Where does the string "Agentless" appear in the records? Copy every line that contains it.

§ Entries provided:
▼▼▼

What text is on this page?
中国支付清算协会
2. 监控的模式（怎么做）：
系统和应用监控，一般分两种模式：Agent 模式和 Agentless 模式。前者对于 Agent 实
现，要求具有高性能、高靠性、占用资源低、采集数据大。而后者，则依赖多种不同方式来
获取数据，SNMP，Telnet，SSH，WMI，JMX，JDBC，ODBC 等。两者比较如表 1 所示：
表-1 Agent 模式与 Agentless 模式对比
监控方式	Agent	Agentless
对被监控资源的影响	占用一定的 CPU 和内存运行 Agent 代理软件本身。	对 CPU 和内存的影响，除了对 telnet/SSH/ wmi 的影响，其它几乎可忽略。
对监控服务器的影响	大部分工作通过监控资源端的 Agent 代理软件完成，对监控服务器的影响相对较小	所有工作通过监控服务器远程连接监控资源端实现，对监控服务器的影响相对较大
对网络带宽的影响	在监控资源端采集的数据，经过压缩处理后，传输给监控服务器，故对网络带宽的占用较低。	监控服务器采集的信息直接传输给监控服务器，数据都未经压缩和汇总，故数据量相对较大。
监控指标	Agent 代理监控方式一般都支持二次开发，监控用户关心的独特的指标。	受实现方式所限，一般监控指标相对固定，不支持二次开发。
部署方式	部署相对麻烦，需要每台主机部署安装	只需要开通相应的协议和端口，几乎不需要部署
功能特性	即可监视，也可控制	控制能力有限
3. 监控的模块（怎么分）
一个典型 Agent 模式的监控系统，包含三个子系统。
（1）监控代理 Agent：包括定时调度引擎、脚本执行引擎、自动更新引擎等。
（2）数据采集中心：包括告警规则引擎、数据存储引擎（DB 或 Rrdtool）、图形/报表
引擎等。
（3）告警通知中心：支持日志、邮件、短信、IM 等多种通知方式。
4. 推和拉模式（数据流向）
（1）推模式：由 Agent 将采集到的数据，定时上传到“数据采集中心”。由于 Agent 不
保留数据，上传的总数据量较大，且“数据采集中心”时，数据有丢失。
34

▲▲▲

§ Reply to the task:
系统和应用监控，一般分两种模式：Agent 模式和 Agentless 模式。前者对于 Agent 实
表-1 Agent 模式与 Agentless 模式对比
监控方式	Agent	Agentless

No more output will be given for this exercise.